* [Your objective] Set the listing down unchanged, minus every embedded image.
==== Entries shown
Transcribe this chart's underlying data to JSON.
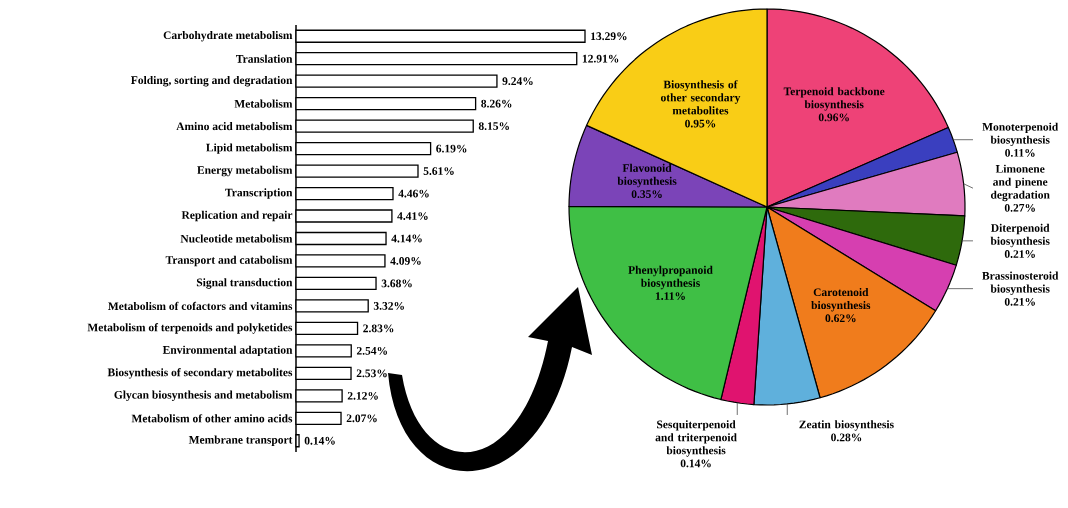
{
  "chart_data": [
    {
      "type": "bar",
      "orientation": "horizontal",
      "tick_labels": "y",
      "color": "#ffffff",
      "categories": [
        "Carbohydrate metabolism",
        "Translation",
        "Folding, sorting and degradation",
        "Metabolism",
        "Amino acid metabolism",
        "Lipid metabolism",
        "Energy metabolism",
        "Transcription",
        "Replication and repair",
        "Nucleotide metabolism",
        "Transport and catabolism",
        "Signal transduction",
        "Metabolism of cofactors and vitamins",
        "Metabolism of terpenoids and polyketides",
        "Environmental adaptation",
        "Biosynthesis of secondary metabolites",
        "Glycan biosynthesis  and metabolism",
        "Metabolism of other amino acids",
        "Membrane transport"
      ],
      "values": [
        13.29,
        12.91,
        9.24,
        8.26,
        8.15,
        6.19,
        5.61,
        4.46,
        4.41,
        4.14,
        4.09,
        3.68,
        3.32,
        2.83,
        2.54,
        2.53,
        2.12,
        2.07,
        0.14
      ],
      "value_labels": [
        "13.29%",
        "12.91%",
        "9.24%",
        "8.26%",
        "8.15%",
        "6.19%",
        "5.61%",
        "4.46%",
        "4.41%",
        "4.14%",
        "4.09%",
        "3.68%",
        "3.32%",
        "2.83%",
        "2.54%",
        "2.53%",
        "2.12%",
        "2.07%",
        "0.14%"
      ]
    },
    {
      "type": "pie",
      "categories": [
        "Terpenoid backbone biosynthesis",
        "Monoterpenoid biosynthesis",
        "Limonene and pinene degradation",
        "Diterpenoid biosynthesis",
        "Brassinosteroid biosynthesis",
        "Carotenoid biosynthesis",
        "Zeatin biosynthesis",
        "Sesquiterpenoid and triterpenoid biosynthesis",
        "Phenylpropanoid biosynthesis",
        "Flavonoid biosynthesis",
        "Biosynthesis of other secondary metabolites"
      ],
      "values": [
        0.96,
        0.11,
        0.27,
        0.21,
        0.21,
        0.62,
        0.28,
        0.14,
        1.11,
        0.35,
        0.95
      ],
      "value_labels": [
        "0.96%",
        "0.11%",
        "0.27%",
        "0.21%",
        "0.21%",
        "0.62%",
        "0.28%",
        "0.14%",
        "1.11%",
        "0.35%",
        "0.95%"
      ],
      "colors": [
        "#ee4277",
        "#3a3fbf",
        "#e07bbf",
        "#2e6a0c",
        "#d63fb0",
        "#f07c1c",
        "#5fb0dc",
        "#e0136f",
        "#3fbf45",
        "#7b44b8",
        "#f9cd16"
      ]
    }
  ]
}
========
* [Exercise answer]
Transcribe this chart's underlying data to JSON.
{
  "chart_data": [
    {
      "type": "bar",
      "orientation": "horizontal",
      "tick_labels": "y",
      "color": "#ffffff",
      "categories": [
        "Carbohydrate metabolism",
        "Translation",
        "Folding, sorting and degradation",
        "Metabolism",
        "Amino acid metabolism",
        "Lipid metabolism",
        "Energy metabolism",
        "Transcription",
        "Replication and repair",
        "Nucleotide metabolism",
        "Transport and catabolism",
        "Signal transduction",
        "Metabolism of cofactors and vitamins",
        "Metabolism of terpenoids and polyketides",
        "Environmental adaptation",
        "Biosynthesis of secondary metabolites",
        "Glycan biosynthesis  and metabolism",
        "Metabolism of other amino acids",
        "Membrane transport"
      ],
      "values": [
        13.29,
        12.91,
        9.24,
        8.26,
        8.15,
        6.19,
        5.61,
        4.46,
        4.41,
        4.14,
        4.09,
        3.68,
        3.32,
        2.83,
        2.54,
        2.53,
        2.12,
        2.07,
        0.14
      ],
      "value_labels": [
        "13.29%",
        "12.91%",
        "9.24%",
        "8.26%",
        "8.15%",
        "6.19%",
        "5.61%",
        "4.46%",
        "4.41%",
        "4.14%",
        "4.09%",
        "3.68%",
        "3.32%",
        "2.83%",
        "2.54%",
        "2.53%",
        "2.12%",
        "2.07%",
        "0.14%"
      ]
    },
    {
      "type": "pie",
      "categories": [
        "Terpenoid backbone biosynthesis",
        "Monoterpenoid biosynthesis",
        "Limonene and pinene degradation",
        "Diterpenoid biosynthesis",
        "Brassinosteroid biosynthesis",
        "Carotenoid biosynthesis",
        "Zeatin biosynthesis",
        "Sesquiterpenoid and triterpenoid biosynthesis",
        "Phenylpropanoid biosynthesis",
        "Flavonoid biosynthesis",
        "Biosynthesis of other secondary metabolites"
      ],
      "values": [
        0.96,
        0.11,
        0.27,
        0.21,
        0.21,
        0.62,
        0.28,
        0.14,
        1.11,
        0.35,
        0.95
      ],
      "value_labels": [
        "0.96%",
        "0.11%",
        "0.27%",
        "0.21%",
        "0.21%",
        "0.62%",
        "0.28%",
        "0.14%",
        "1.11%",
        "0.35%",
        "0.95%"
      ],
      "colors": [
        "#ee4277",
        "#3a3fbf",
        "#e07bbf",
        "#2e6a0c",
        "#d63fb0",
        "#f07c1c",
        "#5fb0dc",
        "#e0136f",
        "#3fbf45",
        "#7b44b8",
        "#f9cd16"
      ]
    }
  ]
}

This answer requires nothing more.